━━━ RECORDS FOR THE TASK
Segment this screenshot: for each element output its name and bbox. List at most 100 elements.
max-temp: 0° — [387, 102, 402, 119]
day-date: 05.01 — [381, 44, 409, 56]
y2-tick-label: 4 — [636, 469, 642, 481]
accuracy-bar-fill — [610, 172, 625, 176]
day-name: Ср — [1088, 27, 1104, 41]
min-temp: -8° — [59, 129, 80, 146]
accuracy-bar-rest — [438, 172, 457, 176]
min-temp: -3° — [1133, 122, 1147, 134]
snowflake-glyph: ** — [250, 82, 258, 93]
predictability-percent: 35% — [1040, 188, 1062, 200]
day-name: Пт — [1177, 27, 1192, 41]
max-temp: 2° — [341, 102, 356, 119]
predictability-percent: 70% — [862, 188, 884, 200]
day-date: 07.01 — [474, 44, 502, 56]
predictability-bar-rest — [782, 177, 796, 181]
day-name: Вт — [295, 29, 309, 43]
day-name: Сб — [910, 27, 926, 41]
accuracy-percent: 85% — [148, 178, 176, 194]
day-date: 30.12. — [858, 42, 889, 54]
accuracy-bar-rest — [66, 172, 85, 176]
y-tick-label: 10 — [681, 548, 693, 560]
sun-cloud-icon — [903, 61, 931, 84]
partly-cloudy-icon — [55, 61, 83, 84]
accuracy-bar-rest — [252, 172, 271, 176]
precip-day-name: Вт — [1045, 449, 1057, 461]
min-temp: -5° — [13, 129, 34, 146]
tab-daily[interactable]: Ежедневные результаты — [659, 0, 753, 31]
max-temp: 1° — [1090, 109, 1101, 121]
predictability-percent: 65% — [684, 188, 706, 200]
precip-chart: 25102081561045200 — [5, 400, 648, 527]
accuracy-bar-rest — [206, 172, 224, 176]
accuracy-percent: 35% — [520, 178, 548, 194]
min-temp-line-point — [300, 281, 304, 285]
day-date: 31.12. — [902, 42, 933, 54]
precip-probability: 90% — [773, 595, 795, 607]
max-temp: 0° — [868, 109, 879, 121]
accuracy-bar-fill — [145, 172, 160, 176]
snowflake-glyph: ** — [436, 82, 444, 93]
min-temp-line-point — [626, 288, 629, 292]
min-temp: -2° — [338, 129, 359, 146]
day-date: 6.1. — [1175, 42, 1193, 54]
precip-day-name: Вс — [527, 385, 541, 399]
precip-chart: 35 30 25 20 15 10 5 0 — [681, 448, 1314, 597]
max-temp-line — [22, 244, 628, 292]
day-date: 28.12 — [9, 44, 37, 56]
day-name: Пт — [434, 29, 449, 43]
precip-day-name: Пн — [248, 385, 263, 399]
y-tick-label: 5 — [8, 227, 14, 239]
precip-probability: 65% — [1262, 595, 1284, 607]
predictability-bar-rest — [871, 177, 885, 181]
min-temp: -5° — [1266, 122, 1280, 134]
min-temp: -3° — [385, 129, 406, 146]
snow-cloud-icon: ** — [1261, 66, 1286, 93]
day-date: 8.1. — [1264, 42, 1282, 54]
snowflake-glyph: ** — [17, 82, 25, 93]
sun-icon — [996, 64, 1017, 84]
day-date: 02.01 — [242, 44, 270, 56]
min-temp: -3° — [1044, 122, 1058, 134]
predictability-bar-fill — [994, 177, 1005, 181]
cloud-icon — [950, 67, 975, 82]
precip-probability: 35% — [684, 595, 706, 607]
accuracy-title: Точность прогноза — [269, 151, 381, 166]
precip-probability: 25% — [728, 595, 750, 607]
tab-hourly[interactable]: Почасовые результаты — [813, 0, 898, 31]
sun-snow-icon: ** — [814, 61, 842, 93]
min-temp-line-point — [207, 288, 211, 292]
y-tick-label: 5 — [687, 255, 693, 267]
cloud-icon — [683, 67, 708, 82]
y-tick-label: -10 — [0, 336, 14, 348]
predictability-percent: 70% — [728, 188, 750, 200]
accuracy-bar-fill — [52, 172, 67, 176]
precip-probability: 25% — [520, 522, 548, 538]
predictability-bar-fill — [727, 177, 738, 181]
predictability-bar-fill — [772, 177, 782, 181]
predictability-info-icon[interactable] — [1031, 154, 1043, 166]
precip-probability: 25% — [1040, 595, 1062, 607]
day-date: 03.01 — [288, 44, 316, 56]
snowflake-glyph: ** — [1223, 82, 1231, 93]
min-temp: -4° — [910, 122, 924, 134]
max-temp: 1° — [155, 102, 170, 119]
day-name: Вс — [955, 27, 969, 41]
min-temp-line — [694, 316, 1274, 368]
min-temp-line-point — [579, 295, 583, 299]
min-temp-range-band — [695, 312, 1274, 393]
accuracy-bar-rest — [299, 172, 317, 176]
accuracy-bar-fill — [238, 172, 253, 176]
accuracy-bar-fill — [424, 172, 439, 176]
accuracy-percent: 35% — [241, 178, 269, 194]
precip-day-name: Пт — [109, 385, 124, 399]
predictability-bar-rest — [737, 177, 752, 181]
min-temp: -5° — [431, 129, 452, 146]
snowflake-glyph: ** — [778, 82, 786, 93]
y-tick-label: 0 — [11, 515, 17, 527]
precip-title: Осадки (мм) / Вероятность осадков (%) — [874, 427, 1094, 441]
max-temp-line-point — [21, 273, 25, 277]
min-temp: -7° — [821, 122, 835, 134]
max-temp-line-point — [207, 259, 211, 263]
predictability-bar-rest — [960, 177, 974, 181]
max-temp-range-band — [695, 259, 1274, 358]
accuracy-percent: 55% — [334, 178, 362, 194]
━━━━━━
### SET PROBLEM
Which lines of the data above contain the string "date"? Copy every such line, treating uppercase and lowercase as different.

### RESPONSE TO THE TASK
day-date: 05.01 — [381, 44, 409, 56]
day-date: 07.01 — [474, 44, 502, 56]
day-date: 30.12. — [858, 42, 889, 54]
day-date: 31.12. — [902, 42, 933, 54]
day-date: 6.1. — [1175, 42, 1193, 54]
day-date: 28.12 — [9, 44, 37, 56]
day-date: 8.1. — [1264, 42, 1282, 54]
day-date: 02.01 — [242, 44, 270, 56]
day-date: 03.01 — [288, 44, 316, 56]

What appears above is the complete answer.